GIVEN EXERCISE: From the listing below, pick out each line with the word "consulta".

[Recorded data]
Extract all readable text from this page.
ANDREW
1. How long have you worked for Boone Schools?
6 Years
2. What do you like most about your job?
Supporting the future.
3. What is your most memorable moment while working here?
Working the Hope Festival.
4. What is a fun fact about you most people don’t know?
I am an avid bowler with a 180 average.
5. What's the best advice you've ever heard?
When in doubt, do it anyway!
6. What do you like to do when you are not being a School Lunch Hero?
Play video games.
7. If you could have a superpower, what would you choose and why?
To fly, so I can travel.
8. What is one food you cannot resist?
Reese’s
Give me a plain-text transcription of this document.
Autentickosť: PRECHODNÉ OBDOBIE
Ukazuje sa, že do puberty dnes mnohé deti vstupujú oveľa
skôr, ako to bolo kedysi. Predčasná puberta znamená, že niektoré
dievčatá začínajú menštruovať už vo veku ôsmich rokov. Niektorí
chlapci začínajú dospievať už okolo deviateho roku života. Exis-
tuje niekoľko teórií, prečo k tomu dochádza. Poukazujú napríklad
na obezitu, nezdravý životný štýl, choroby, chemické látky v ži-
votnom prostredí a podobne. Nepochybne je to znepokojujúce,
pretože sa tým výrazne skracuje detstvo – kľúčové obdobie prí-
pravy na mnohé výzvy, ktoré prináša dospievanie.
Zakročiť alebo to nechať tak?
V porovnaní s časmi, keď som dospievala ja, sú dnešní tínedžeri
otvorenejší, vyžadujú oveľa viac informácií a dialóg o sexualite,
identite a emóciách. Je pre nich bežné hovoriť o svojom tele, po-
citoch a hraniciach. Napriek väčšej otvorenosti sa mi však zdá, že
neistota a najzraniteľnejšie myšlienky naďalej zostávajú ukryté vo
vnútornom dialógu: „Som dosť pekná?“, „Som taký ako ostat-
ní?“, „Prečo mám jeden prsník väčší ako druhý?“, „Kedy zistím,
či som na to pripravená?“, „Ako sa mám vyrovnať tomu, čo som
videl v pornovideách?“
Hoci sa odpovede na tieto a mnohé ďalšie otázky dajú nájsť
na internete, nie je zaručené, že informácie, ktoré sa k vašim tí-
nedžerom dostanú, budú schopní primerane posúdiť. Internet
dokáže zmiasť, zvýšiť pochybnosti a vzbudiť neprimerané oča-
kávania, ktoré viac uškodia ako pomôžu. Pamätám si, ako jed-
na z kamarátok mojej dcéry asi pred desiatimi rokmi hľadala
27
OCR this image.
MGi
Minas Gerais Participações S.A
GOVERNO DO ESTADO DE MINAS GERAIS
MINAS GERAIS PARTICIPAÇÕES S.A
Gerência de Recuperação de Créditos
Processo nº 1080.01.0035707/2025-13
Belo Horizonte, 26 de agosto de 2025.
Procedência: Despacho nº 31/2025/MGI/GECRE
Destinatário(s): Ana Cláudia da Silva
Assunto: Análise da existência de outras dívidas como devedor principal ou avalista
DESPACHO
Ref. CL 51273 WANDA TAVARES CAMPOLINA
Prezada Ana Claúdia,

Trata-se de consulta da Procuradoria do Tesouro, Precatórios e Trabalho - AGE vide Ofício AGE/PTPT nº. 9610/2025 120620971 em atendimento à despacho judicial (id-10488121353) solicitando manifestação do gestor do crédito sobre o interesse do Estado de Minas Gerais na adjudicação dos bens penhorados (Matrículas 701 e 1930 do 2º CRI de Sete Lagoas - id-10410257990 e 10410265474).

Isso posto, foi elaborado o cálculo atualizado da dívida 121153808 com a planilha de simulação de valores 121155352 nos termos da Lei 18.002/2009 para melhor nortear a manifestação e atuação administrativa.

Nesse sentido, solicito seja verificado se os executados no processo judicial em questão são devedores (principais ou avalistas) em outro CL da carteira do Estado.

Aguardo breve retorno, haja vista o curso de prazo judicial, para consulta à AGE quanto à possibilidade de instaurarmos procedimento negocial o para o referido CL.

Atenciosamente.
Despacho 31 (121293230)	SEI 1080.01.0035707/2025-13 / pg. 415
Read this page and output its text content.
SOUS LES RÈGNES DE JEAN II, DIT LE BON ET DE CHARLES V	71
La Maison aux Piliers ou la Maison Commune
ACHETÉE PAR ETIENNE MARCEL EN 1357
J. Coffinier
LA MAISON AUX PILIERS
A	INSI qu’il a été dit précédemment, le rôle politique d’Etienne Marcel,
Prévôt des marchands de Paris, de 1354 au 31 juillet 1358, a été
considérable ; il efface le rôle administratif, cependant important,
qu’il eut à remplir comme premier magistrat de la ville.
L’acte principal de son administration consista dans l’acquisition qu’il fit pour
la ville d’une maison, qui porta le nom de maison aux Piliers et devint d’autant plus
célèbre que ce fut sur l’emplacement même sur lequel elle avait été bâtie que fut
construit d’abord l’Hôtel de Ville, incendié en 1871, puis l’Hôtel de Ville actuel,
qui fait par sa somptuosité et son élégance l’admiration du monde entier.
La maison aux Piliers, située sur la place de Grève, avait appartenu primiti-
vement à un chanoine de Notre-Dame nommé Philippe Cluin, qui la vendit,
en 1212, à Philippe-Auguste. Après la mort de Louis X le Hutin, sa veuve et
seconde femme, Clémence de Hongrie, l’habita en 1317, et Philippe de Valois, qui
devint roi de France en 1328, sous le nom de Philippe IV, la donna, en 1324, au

REPLY:
Trata-se de consulta da Procuradoria do Tesouro, Precatórios e Trabalho - AGE vide Ofício AGE/PTPT nº. 9610/2025 120620971 em atendimento à despacho judicial (id-10488121353) solicitando manifestação do gestor do crédito sobre o interesse do Estado de Minas Gerais na adjudicação dos bens penhorados (Matrículas 701 e 1930 do 2º CRI de Sete Lagoas - id-10410257990 e 10410265474).
Aguardo breve retorno, haja vista o curso de prazo judicial, para consulta à AGE quanto à possibilidade de instaurarmos procedimento negocial o para o referido CL.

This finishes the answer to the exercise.